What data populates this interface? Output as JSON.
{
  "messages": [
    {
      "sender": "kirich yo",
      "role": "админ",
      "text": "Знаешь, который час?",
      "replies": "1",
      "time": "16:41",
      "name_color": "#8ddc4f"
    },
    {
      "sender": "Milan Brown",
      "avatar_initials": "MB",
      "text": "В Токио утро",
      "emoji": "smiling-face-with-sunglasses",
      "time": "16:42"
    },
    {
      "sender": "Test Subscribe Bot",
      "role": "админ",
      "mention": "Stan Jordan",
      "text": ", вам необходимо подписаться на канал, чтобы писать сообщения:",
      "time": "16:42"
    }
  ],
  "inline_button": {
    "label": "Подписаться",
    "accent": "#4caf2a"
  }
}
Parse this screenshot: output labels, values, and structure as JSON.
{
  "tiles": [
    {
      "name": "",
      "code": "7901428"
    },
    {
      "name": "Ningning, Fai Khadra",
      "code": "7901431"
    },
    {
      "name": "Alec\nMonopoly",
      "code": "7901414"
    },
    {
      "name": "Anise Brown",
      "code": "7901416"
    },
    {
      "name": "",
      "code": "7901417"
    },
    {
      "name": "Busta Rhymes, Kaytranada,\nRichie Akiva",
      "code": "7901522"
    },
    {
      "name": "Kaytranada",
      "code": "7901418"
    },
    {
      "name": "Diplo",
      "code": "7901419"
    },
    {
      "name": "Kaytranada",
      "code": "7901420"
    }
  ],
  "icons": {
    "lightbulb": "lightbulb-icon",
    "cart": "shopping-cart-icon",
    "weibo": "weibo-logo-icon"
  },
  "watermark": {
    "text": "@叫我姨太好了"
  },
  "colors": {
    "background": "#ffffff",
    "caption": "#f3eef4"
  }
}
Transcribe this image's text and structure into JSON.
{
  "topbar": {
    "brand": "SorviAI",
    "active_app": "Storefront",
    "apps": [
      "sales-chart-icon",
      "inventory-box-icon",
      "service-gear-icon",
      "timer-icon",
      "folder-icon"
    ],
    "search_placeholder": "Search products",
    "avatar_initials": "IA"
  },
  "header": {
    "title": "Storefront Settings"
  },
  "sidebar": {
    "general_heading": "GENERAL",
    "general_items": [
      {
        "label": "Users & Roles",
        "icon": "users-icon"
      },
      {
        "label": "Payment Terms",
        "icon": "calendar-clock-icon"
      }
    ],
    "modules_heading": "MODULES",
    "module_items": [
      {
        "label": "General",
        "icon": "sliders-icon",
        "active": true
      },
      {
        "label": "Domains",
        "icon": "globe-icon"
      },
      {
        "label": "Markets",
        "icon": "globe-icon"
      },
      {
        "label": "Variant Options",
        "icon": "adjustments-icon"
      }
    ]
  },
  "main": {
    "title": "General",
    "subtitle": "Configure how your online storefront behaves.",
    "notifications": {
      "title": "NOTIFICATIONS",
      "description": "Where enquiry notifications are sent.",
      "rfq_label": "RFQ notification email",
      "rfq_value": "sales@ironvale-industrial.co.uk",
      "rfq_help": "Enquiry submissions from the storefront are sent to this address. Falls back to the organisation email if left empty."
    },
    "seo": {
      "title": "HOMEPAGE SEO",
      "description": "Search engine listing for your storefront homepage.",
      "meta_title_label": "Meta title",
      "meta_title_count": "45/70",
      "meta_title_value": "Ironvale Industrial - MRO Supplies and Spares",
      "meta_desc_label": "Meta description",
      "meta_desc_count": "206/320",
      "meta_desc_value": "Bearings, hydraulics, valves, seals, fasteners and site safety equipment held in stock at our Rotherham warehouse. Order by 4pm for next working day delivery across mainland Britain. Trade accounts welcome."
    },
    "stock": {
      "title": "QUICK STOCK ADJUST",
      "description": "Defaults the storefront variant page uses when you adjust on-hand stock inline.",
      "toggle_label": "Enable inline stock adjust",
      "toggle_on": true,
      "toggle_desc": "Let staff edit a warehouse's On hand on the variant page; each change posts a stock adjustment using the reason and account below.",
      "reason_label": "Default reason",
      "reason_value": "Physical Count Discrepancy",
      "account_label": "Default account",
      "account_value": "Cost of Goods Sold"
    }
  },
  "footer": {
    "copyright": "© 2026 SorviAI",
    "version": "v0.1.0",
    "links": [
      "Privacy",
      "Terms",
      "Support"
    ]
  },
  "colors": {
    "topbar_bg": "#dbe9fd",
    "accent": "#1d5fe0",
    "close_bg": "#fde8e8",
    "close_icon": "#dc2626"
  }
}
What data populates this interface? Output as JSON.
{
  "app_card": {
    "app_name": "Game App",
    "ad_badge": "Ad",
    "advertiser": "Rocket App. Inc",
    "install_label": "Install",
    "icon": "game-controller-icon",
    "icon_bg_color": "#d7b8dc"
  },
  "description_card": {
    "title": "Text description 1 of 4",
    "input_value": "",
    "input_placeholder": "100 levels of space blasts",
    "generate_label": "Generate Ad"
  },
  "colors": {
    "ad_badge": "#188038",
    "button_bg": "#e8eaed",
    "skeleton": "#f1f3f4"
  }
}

= = = =

Search the preceding listing for the word "JSON" and pull out every line that holds it.

:: Full solution ::
What data populates this interface? Output as JSON.
Parse this screenshot: output labels, values, and structure as JSON.
Transcribe this image's text and structure into JSON.
What data populates this interface? Output as JSON.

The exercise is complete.